>> Start

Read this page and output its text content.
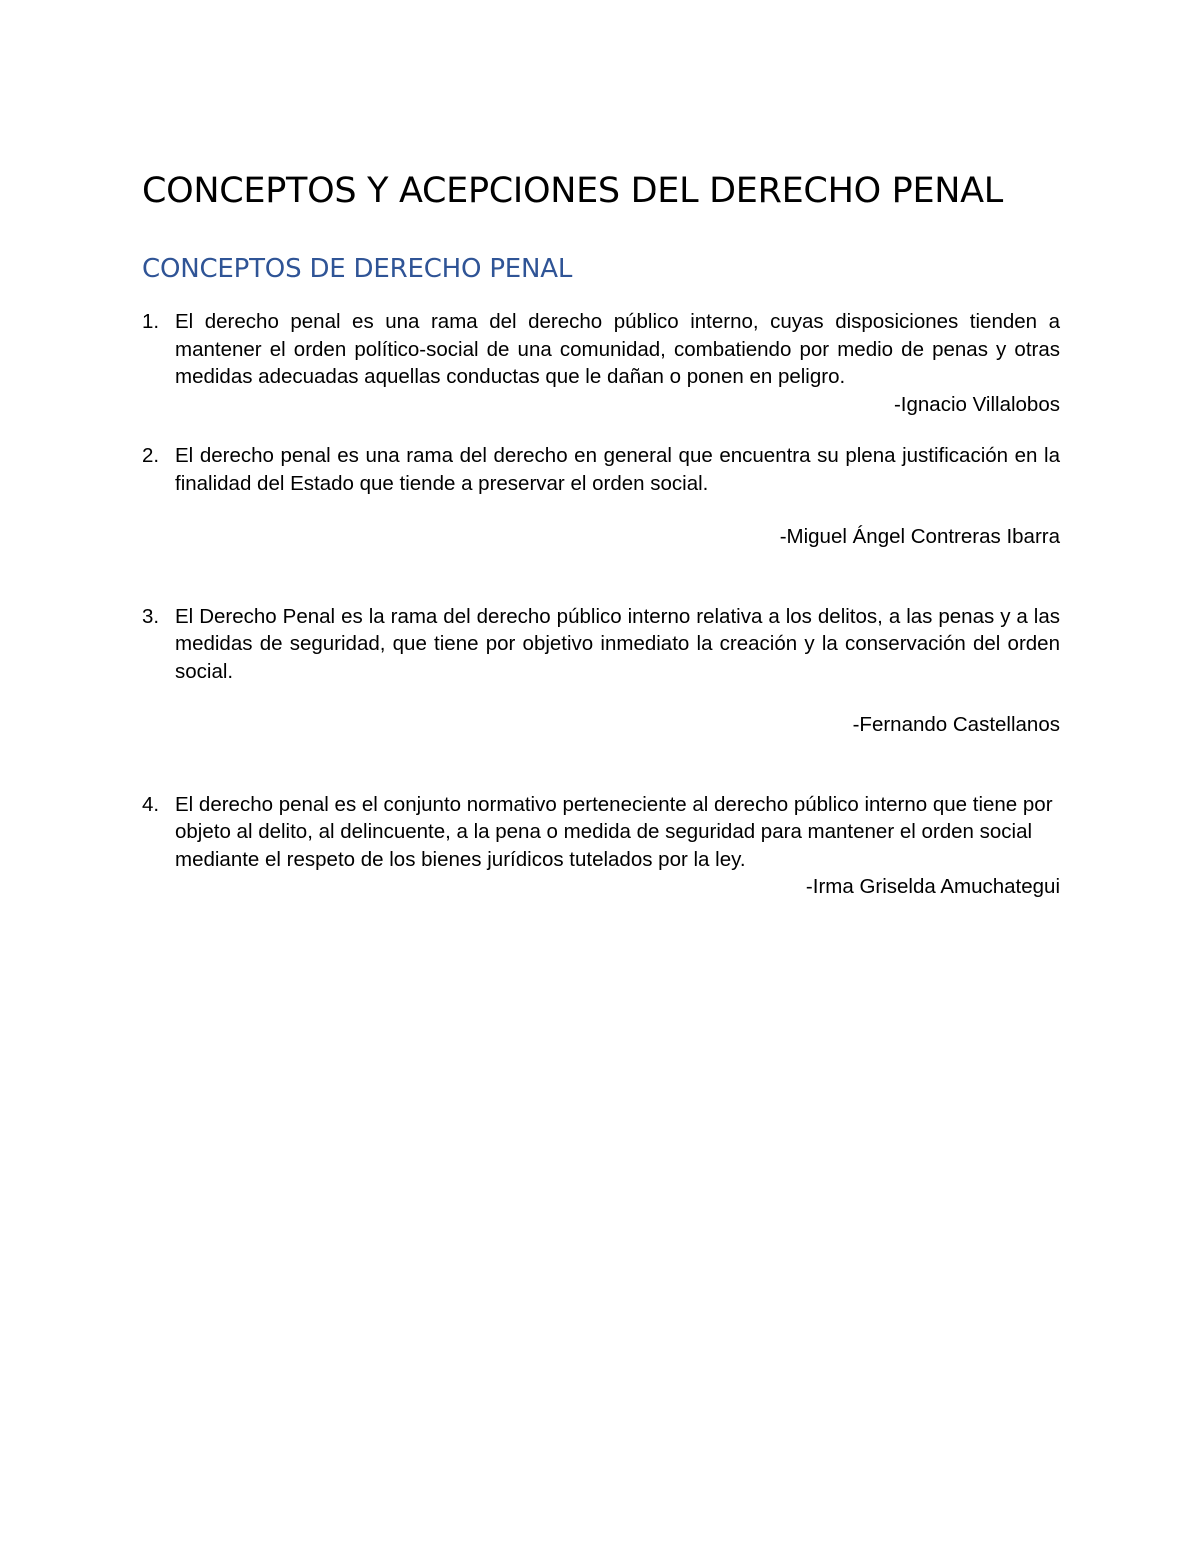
CONCEPTOS Y ACEPCIONES DEL DERECHO PENAL
CONCEPTOS DE DERECHO PENAL
1. El derecho penal es una rama del derecho público interno, cuyas disposiciones tienden a mantener el orden político-social de una comunidad, combatiendo por medio de penas y otras medidas adecuadas aquellas conductas que le dañan o ponen en peligro.
-Ignacio Villalobos
2. El derecho penal es una rama del derecho en general que encuentra su plena justificación en la finalidad del Estado que tiende a preservar el orden social.
-Miguel Ángel Contreras Ibarra
3. El Derecho Penal es la rama del derecho público interno relativa a los delitos, a las penas y a las medidas de seguridad, que tiene por objetivo inmediato la creación y la conservación del orden social.
-Fernando Castellanos
4. El derecho penal es el conjunto normativo perteneciente al derecho público interno que tiene por objeto al delito, al delincuente, a la pena o medida de seguridad para mantener el orden social mediante el respeto de los bienes jurídicos tutelados por la ley.
-Irma Griselda Amuchategui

>> End

#### BRIEF:
Keep only those lines of the records that hold "CONCEPTOS", and return them.

#### EXERCISE SOLUTION:
CONCEPTOS Y ACEPCIONES DEL DERECHO PENAL
CONCEPTOS DE DERECHO PENAL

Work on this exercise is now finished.